__What is asked__. Scan the data beneath this task and copy each line that includes "select".

__Data__.
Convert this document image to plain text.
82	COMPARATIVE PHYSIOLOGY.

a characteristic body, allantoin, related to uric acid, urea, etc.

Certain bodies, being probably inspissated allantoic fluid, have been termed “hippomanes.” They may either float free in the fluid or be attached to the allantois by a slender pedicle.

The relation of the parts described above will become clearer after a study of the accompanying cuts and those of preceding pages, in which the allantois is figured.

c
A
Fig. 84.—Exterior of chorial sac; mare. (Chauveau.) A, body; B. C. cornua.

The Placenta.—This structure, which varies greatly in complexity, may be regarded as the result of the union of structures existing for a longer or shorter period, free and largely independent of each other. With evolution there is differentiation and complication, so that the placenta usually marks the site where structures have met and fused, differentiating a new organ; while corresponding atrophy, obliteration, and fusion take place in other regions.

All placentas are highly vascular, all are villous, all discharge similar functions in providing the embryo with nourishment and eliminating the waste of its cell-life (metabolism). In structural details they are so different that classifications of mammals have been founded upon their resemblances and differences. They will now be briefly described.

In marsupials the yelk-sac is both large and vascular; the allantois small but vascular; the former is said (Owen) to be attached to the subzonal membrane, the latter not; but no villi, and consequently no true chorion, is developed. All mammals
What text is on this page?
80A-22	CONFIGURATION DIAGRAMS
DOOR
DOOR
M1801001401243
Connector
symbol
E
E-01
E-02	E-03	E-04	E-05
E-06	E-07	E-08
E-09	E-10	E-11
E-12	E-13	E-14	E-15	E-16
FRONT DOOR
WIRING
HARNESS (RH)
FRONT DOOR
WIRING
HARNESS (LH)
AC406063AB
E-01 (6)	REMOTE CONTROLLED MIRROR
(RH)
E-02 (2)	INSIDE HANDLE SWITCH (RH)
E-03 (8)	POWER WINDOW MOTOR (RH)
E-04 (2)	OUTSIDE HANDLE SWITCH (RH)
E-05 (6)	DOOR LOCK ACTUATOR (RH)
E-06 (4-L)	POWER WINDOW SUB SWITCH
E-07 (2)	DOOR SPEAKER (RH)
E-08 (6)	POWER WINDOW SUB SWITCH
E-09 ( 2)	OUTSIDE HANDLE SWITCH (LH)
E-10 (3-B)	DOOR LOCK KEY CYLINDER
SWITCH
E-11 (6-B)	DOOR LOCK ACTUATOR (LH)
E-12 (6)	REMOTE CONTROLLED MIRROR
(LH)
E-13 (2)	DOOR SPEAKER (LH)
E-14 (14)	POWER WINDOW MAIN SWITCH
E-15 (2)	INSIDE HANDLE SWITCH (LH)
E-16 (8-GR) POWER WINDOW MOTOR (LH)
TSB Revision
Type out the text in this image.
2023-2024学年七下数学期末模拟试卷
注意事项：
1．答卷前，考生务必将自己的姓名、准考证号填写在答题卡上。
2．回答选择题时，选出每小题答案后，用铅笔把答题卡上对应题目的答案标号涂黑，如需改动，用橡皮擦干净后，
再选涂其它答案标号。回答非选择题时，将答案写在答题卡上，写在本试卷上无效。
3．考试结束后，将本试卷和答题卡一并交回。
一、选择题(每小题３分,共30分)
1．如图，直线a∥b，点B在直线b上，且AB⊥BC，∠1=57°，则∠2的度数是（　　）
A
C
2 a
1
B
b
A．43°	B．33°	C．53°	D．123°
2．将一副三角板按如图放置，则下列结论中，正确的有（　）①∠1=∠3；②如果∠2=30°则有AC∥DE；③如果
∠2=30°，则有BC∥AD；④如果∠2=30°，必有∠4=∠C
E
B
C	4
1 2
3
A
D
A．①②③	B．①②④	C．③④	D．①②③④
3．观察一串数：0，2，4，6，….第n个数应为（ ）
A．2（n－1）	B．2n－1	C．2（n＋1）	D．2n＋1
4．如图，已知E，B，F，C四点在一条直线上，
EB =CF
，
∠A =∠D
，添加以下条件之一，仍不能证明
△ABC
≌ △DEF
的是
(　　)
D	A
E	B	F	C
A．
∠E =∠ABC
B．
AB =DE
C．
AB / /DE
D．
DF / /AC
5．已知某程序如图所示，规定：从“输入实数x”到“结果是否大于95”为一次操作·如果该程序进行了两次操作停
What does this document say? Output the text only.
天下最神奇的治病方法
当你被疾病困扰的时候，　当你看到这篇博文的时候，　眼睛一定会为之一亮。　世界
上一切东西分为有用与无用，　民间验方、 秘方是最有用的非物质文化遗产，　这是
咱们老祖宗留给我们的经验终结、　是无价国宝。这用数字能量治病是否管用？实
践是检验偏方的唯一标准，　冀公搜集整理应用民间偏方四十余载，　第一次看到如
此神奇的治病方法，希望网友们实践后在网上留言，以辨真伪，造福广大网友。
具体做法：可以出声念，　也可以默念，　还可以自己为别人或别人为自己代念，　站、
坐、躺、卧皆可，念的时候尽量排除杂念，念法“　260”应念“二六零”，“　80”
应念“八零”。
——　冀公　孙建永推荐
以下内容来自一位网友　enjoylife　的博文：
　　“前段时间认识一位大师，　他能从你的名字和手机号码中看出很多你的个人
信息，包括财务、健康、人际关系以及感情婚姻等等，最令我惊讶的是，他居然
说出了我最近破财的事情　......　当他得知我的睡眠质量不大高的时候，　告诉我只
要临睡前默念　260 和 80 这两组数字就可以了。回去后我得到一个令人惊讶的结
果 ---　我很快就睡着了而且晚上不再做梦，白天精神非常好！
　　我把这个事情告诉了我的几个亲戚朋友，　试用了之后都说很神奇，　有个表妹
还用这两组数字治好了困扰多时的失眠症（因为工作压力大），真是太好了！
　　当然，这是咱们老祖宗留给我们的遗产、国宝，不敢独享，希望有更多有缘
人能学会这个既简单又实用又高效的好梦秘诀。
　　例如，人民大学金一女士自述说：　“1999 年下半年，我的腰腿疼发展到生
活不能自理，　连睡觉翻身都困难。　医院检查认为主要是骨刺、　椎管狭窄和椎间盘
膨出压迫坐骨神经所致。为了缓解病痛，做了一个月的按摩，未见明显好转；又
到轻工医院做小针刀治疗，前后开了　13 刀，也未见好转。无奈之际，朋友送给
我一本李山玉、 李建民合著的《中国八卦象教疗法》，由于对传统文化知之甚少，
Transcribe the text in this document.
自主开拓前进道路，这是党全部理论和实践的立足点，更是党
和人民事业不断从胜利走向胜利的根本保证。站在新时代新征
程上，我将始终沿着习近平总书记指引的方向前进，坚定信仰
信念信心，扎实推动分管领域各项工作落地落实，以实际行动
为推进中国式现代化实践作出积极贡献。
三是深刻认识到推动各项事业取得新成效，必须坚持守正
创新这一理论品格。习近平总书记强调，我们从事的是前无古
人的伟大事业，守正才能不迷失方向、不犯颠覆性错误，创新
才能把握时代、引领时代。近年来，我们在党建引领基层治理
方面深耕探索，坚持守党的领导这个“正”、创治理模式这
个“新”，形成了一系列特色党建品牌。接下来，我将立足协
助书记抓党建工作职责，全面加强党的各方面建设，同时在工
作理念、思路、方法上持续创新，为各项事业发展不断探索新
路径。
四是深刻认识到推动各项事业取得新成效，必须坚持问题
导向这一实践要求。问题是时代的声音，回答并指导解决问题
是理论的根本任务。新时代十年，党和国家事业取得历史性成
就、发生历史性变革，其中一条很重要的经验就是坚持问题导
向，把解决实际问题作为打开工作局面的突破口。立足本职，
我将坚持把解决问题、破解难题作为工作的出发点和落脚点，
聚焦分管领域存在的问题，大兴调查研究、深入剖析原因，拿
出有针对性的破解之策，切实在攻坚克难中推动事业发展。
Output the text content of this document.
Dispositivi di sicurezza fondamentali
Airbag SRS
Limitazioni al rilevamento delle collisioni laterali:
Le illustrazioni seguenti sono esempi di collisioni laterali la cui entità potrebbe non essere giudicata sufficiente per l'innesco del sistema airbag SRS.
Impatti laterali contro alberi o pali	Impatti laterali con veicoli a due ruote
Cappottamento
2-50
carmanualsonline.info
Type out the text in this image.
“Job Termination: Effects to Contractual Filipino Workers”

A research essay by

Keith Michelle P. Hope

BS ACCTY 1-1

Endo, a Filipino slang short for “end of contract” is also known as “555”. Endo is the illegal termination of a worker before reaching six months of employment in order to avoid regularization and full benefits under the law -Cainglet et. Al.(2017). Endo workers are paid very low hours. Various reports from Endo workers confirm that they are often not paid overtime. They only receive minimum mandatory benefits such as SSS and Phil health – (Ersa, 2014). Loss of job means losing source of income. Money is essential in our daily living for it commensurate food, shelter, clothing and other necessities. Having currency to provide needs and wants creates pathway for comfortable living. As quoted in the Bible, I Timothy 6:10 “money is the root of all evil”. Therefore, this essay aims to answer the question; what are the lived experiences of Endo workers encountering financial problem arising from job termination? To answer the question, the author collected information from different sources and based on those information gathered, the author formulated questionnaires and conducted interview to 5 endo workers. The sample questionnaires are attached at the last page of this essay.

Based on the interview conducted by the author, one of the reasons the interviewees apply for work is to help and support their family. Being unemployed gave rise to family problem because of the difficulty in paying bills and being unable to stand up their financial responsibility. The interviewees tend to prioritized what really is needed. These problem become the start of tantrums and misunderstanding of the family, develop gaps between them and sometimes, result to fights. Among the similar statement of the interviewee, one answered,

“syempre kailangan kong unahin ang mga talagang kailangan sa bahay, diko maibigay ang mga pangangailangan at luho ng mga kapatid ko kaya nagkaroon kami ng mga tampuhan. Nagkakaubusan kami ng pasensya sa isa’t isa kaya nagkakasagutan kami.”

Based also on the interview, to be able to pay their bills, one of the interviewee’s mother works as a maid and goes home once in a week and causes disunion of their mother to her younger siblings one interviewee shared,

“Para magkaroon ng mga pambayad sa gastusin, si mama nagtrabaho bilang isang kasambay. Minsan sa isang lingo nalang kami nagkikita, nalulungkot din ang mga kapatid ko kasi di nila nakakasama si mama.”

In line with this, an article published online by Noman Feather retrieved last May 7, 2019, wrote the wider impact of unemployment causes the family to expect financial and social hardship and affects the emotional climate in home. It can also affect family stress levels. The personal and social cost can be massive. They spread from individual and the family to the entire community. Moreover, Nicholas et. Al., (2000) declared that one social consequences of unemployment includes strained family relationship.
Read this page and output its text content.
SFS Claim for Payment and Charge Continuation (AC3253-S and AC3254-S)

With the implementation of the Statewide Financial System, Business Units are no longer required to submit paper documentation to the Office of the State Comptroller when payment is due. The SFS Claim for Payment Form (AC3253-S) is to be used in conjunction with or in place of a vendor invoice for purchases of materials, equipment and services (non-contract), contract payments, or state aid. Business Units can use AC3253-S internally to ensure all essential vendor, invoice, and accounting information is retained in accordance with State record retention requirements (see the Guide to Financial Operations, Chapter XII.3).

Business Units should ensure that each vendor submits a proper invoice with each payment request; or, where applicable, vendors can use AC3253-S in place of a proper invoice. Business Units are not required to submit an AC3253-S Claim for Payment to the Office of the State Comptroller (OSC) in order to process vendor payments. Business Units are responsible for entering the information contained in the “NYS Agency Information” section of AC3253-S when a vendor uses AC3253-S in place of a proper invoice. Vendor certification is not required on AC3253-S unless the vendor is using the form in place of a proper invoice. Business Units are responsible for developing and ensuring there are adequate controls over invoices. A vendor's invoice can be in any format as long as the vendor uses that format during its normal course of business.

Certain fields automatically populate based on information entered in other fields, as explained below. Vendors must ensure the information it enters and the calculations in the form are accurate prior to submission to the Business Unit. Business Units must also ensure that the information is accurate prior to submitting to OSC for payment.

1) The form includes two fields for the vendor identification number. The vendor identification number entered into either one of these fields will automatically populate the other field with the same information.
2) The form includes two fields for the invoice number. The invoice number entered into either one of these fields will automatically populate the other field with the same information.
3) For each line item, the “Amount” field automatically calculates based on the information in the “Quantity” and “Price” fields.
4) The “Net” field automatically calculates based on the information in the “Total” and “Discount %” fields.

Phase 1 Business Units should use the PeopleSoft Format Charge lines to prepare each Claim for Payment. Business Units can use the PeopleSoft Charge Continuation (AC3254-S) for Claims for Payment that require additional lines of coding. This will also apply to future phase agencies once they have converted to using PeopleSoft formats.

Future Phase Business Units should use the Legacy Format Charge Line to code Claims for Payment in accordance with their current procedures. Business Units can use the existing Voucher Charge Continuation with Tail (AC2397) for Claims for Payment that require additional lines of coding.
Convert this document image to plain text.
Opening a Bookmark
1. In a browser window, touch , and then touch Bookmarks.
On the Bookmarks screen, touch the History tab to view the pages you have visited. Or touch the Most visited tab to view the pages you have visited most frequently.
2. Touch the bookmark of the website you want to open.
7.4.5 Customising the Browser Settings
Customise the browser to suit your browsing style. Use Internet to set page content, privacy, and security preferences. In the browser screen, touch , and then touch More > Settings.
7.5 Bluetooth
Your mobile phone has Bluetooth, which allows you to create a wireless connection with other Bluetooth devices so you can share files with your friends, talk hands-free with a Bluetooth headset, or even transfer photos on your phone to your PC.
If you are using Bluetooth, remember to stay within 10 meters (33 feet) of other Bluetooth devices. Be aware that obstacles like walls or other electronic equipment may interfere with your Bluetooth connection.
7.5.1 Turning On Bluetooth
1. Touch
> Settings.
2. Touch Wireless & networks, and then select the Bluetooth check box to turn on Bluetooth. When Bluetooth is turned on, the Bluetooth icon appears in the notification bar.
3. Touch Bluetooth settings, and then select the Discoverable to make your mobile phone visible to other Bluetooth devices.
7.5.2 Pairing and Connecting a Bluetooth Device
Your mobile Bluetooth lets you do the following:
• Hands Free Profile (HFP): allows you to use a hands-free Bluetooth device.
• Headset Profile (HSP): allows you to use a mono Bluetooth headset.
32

__Response to the task__.
2. Touch Wireless & networks, and then select the Bluetooth check box to turn on Bluetooth. When Bluetooth is turned on, the Bluetooth icon appears in the notification bar.
3. Touch Bluetooth settings, and then select the Discoverable to make your mobile phone visible to other Bluetooth devices.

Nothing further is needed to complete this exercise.